**TASK INPUT**

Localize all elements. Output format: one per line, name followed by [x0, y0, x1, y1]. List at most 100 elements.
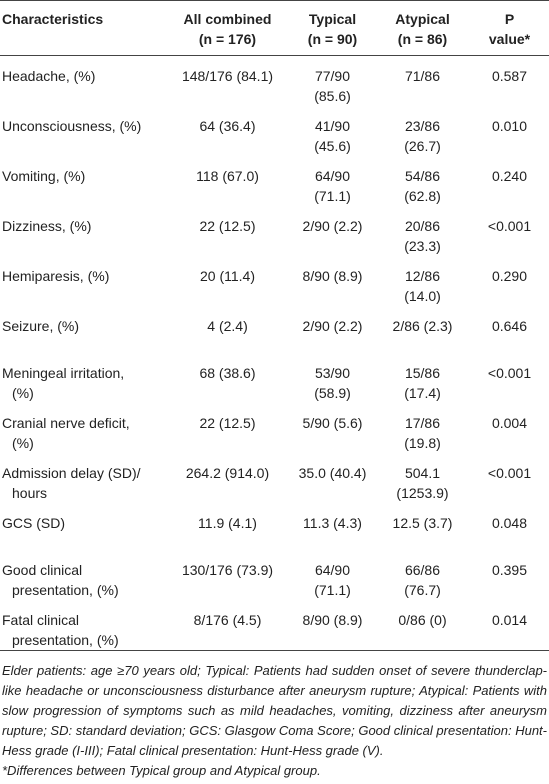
cell-line: 17/86: [404, 415, 441, 431]
cell-line: 0.048: [491, 515, 528, 531]
cell-line: <0.001: [487, 465, 532, 481]
table-row: Hemiparesis, (%) 20 (11.4) 8/90 (8.9) 12/86…: [0, 256, 549, 306]
cell-line: (62.8): [404, 188, 441, 204]
table-cell: 8/90 (8.9): [290, 600, 375, 651]
table-cell: Meningeal irritation, (%): [0, 353, 165, 403]
cell-line: 12/86: [404, 268, 441, 284]
cell-line: 64/90: [314, 168, 351, 184]
table-row: Fatal clinical presentation, (%) 8/176 (4.…: [0, 600, 549, 651]
table-cell: 0.646: [470, 306, 549, 353]
cell-line: 0.587: [491, 68, 528, 84]
table-cell: 2/90 (2.2): [290, 206, 375, 256]
cell-line: 0.010: [491, 118, 528, 134]
cell-line: (%): [12, 385, 34, 401]
cell-line: P: [504, 11, 515, 27]
table-row: Admission delay (SD)/ hours 264.2 (914.0) 3…: [0, 453, 549, 503]
cell-line: (n = 86): [397, 31, 448, 47]
cell-line: GCS (SD): [2, 515, 65, 531]
cell-line: 23/86: [404, 118, 441, 134]
table-cell: 22 (12.5): [165, 206, 290, 256]
table-cell: 64/90 (71.1): [290, 156, 375, 206]
cell-line: 5/90 (5.6): [302, 415, 363, 431]
cell-line: 15/86: [404, 365, 441, 381]
cell-line: Admission delay (SD)/: [2, 465, 141, 481]
table-cell: 5/90 (5.6): [290, 403, 375, 453]
table-row: Vomiting, (%) 118 (67.0) 64/90 (71.1) 54/86 (…: [0, 156, 549, 206]
footnotes: Elder patients: age ≥70 years old; Typic…: [0, 651, 549, 781]
cell-line: hours: [12, 485, 48, 501]
cell-line: Typical: [308, 11, 357, 27]
table-cell: Admission delay (SD)/ hours: [0, 453, 165, 503]
table-cell: 0.587: [470, 56, 549, 107]
cell-line: Hemiparesis, (%): [2, 268, 110, 284]
table-cell: 8/176 (4.5): [165, 600, 290, 651]
table-cell: 0.010: [470, 106, 549, 156]
table-cell: 77/90 (85.6): [290, 56, 375, 107]
cell-line: 8/90 (8.9): [302, 612, 363, 628]
cell-line: Cranial nerve deficit,: [2, 415, 130, 431]
header-cell: Typical (n = 90): [290, 1, 375, 56]
table-cell: 118 (67.0): [165, 156, 290, 206]
cell-line: presentation, (%): [12, 632, 119, 648]
cell-line: (1253.9): [396, 485, 449, 501]
cell-line: (85.6): [314, 88, 351, 104]
table-cell: 8/90 (8.9): [290, 256, 375, 306]
table-cell: 11.9 (4.1): [165, 503, 290, 550]
cell-line: 148/176 (84.1): [181, 68, 274, 84]
cell-line: 12.5 (3.7): [392, 515, 453, 531]
table-cell: 504.1 (1253.9): [375, 453, 470, 503]
cell-line: (14.0): [404, 288, 441, 304]
cell-line: 0.646: [491, 318, 528, 334]
cell-line: 64/90: [314, 562, 351, 578]
table-cell: 66/86 (76.7): [375, 550, 470, 600]
cell-line: value*: [488, 31, 531, 47]
table-row: Cranial nerve deficit, (%) 22 (12.5) 5/90 (…: [0, 403, 549, 453]
table-cell: 17/86 (19.8): [375, 403, 470, 453]
cell-line: 68 (38.6): [199, 365, 256, 381]
cell-line: 35.0 (40.4): [298, 465, 367, 481]
cell-line: 0/86 (0): [398, 612, 447, 628]
table-cell: 0.048: [470, 503, 549, 550]
table-header: Characteristics All combined (n = 176) Typi…: [0, 0, 549, 56]
table-cell: 64/90 (71.1): [290, 550, 375, 600]
cell-line: 0.290: [491, 268, 528, 284]
table-cell: 71/86: [375, 56, 470, 107]
cell-line: Dizziness, (%): [2, 218, 92, 234]
table-cell: 20/86 (23.3): [375, 206, 470, 256]
cell-line: 130/176 (73.9): [181, 562, 274, 578]
table-cell: 54/86 (62.8): [375, 156, 470, 206]
cell-line: 8/176 (4.5): [193, 612, 262, 628]
header-cell: Atypical (n = 86): [375, 1, 470, 56]
cell-line: 0.014: [491, 612, 528, 628]
table-cell: 11.3 (4.3): [290, 503, 375, 550]
cell-line: 11.3 (4.3): [303, 515, 362, 531]
cell-line: 20 (11.4): [200, 268, 255, 284]
cell-line: Unconsciousness, (%): [2, 118, 142, 134]
table-cell: Fatal clinical presentation, (%): [0, 600, 165, 651]
cell-line: (76.7): [404, 582, 441, 598]
table-cell: 12.5 (3.7): [375, 503, 470, 550]
cell-line: (19.8): [404, 435, 441, 451]
cell-line: presentation, (%): [12, 582, 119, 598]
cell-line: 2/90 (2.2): [302, 318, 363, 334]
cell-line: Seizure, (%): [2, 318, 80, 334]
cell-line: 0.240: [491, 168, 528, 184]
table-cell: 0.240: [470, 156, 549, 206]
table-cell: 264.2 (914.0): [165, 453, 290, 503]
cell-line: <0.001: [487, 218, 532, 234]
header-cell: Characteristics: [0, 1, 165, 56]
cell-line: 20/86: [404, 218, 441, 234]
cell-line: 0.004: [491, 415, 528, 431]
cell-line: (71.1): [314, 188, 351, 204]
cell-line: (45.6): [314, 138, 351, 154]
footnote: *Differences between Typical group and A…: [2, 763, 321, 778]
cell-line: 11.9 (4.1): [198, 515, 257, 531]
table-cell: 41/90 (45.6): [290, 106, 375, 156]
cell-line: (71.1): [314, 582, 351, 598]
table-body: Headache, (%) 148/176 (84.1) 77/90 (85.6) 71…: [0, 56, 549, 651]
table-cell: Hemiparesis, (%): [0, 256, 165, 306]
table-cell: 53/90 (58.9): [290, 353, 375, 403]
table-row: Good clinical presentation, (%) 130/176 (7…: [0, 550, 549, 600]
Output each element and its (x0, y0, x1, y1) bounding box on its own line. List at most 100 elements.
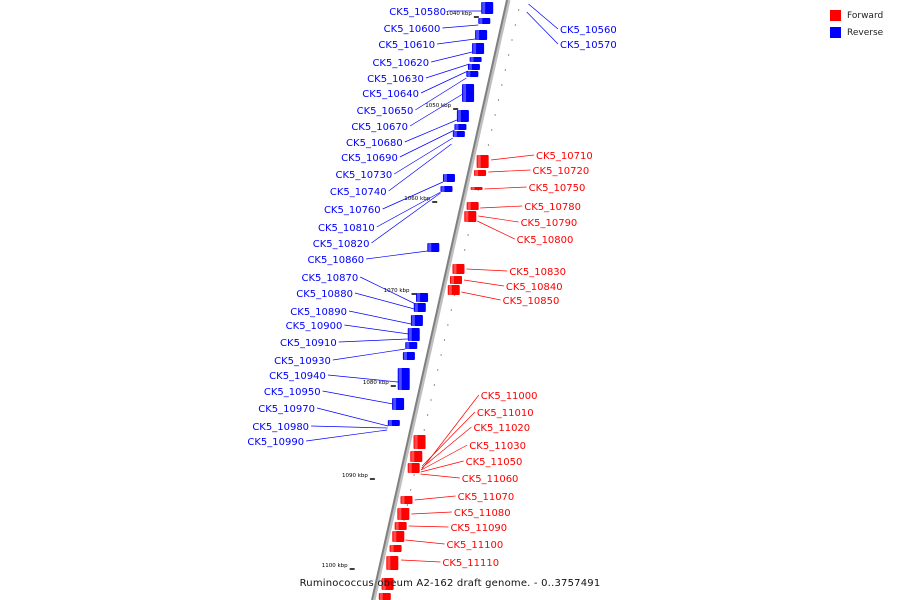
gene-label-ck5-10560: CK5_10560 (560, 25, 617, 36)
forward-gene-block (400, 496, 413, 504)
leader-line (366, 250, 428, 260)
minor-dot (406, 504, 408, 506)
leader-line (394, 137, 454, 175)
reverse-gene-block (387, 420, 400, 426)
leader-line (348, 310, 412, 325)
gene-label-ck5-10860: CK5_10860 (307, 255, 364, 266)
minor-dot (423, 429, 425, 431)
forward-gene-block (386, 556, 399, 570)
minor-dot (450, 309, 452, 311)
leader-line (409, 93, 463, 127)
forward-gene-block (392, 531, 405, 542)
genome-backbone (371, 0, 508, 600)
gene-label-ck5-10680: CK5_10680 (346, 138, 403, 149)
minor-dot (447, 324, 449, 326)
minor-dot (508, 54, 510, 56)
leader-line (437, 38, 476, 45)
forward-gene-block (476, 155, 489, 168)
reverse-gene-block (413, 303, 426, 312)
forward-gene-block (474, 170, 487, 176)
gene-block-highlight (393, 398, 397, 410)
gene-label-ck5-10900: CK5_10900 (286, 321, 343, 332)
leader-line (338, 338, 408, 343)
forward-gene-block (407, 463, 420, 473)
leader-line (376, 191, 441, 228)
minor-dot (504, 69, 506, 71)
gene-block-highlight (479, 18, 483, 24)
minor-dot (433, 384, 435, 386)
gene-block-highlight (468, 64, 472, 70)
leader-line (526, 11, 559, 45)
reverse-gene-block (405, 342, 418, 349)
gene-label-ck5-10870: CK5_10870 (302, 273, 359, 284)
scale-tick-label: 1060 kbp (404, 196, 430, 202)
minor-dot (440, 354, 442, 356)
reverse-gene-block (475, 30, 488, 40)
leader-line (415, 77, 467, 111)
reverse-gene-block (469, 57, 482, 62)
leader-line (322, 390, 394, 405)
reverse-gene-block (402, 352, 415, 360)
reverse-gene-block (440, 186, 453, 192)
gene-label-ck5-10810: CK5_10810 (318, 223, 375, 234)
reverse-gene-block (427, 243, 440, 252)
legend-reverse-label: Reverse (847, 27, 884, 38)
minor-dot (467, 234, 469, 236)
gene-label-ck5-10950: CK5_10950 (264, 387, 321, 398)
gene-label-ck5-10640: CK5_10640 (362, 89, 419, 100)
reverse-gene-block (397, 368, 410, 390)
leader-line (484, 186, 527, 190)
leader-line (405, 539, 445, 545)
legend-forward: Forward (830, 8, 900, 23)
gene-block-highlight (387, 556, 391, 570)
leader-line (461, 291, 501, 301)
reverse-gene-block (452, 131, 465, 137)
reverse-gene-block (466, 71, 479, 77)
leader-line (399, 129, 455, 158)
forward-gene-block (378, 593, 391, 600)
figure-caption: Ruminococcus obeum A2-162 draft genome. … (299, 578, 601, 589)
gene-block-highlight (398, 508, 402, 520)
reverse-gene-block (410, 315, 423, 326)
scale-tick-label: 1100 kbp (322, 563, 348, 569)
reverse-gene-block (472, 43, 485, 54)
gene-label-ck5-10820: CK5_10820 (313, 239, 370, 250)
leader-line (360, 276, 416, 305)
gene-block-highlight (455, 124, 459, 130)
leader-line (404, 119, 458, 143)
gene-block-highlight (476, 30, 480, 40)
legend: Forward Reverse (830, 8, 900, 42)
gene-block-highlight (475, 170, 479, 176)
forward-gene-block (450, 276, 462, 284)
minor-dot (494, 114, 496, 116)
gene-label-ck5-10990: CK5_10990 (247, 437, 304, 448)
gene-block-highlight (417, 293, 421, 302)
leader-line (480, 205, 523, 209)
gene-label-ck5-10610: CK5_10610 (378, 40, 435, 51)
gene-label-ck5-10740: CK5_10740 (330, 187, 387, 198)
gene-label-ck5-10970: CK5_10970 (258, 404, 315, 415)
gene-block-highlight (448, 285, 452, 295)
gene-block-highlight (403, 352, 407, 360)
gene-label-ck5-10710: CK5_10710 (536, 151, 593, 162)
gene-block-highlight (414, 435, 418, 449)
reverse-gene-block (416, 293, 429, 302)
forward-gene-block (394, 522, 407, 530)
minor-dot (437, 369, 439, 371)
leader-line (388, 143, 452, 192)
leader-line (382, 181, 444, 210)
gene-label-ck5-10620: CK5_10620 (372, 58, 429, 69)
gene-block-highlight (411, 451, 415, 462)
gene-label-ck5-10630: CK5_10630 (367, 74, 424, 85)
gene-label-ck5-10830: CK5_10830 (509, 267, 566, 278)
leader-line (420, 460, 464, 473)
reverse-gene-block (442, 174, 455, 182)
gene-label-ck5-11060: CK5_11060 (462, 474, 519, 485)
gene-label-ck5-10750: CK5_10750 (529, 183, 586, 194)
gene-block-highlight (457, 110, 461, 122)
legend-forward-label: Forward (847, 10, 884, 21)
minor-dot (430, 399, 432, 401)
gene-block-highlight (443, 174, 447, 182)
gene-block-highlight (473, 43, 477, 54)
forward-swatch (830, 10, 841, 21)
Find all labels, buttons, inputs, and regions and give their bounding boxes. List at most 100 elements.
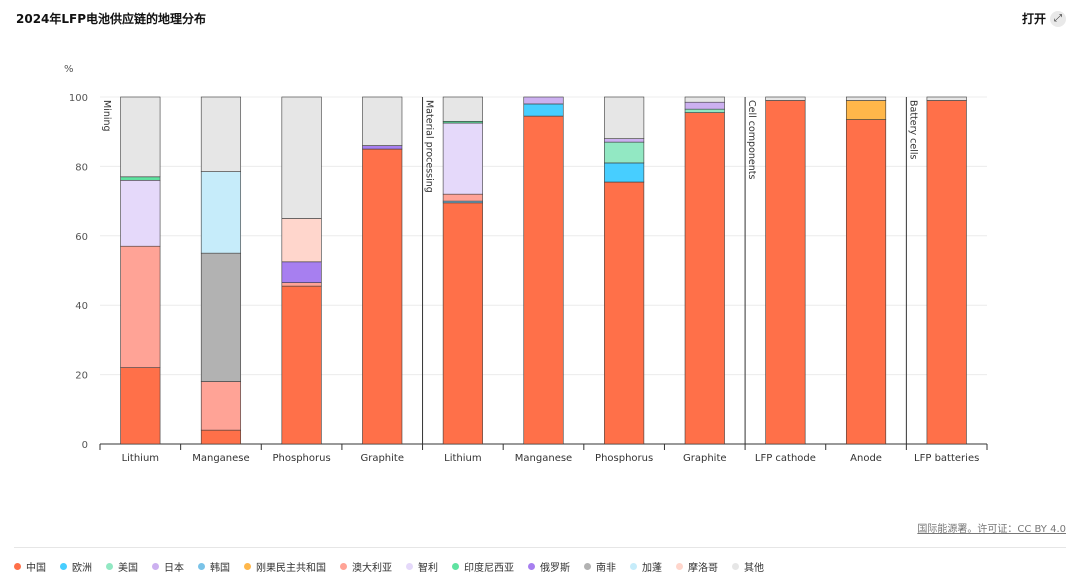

**DIRECTIONS FOR THIS TASK**
Copy out every line in the listing where the word "nerve" appears.

**SOLUTION TO THIS TASK**
cell-line: Cranial nerve deficit,: [2, 415, 130, 431]
table-row: Cranial nerve deficit, (%) 22 (12.5) 5/90 (…: [0, 403, 549, 453]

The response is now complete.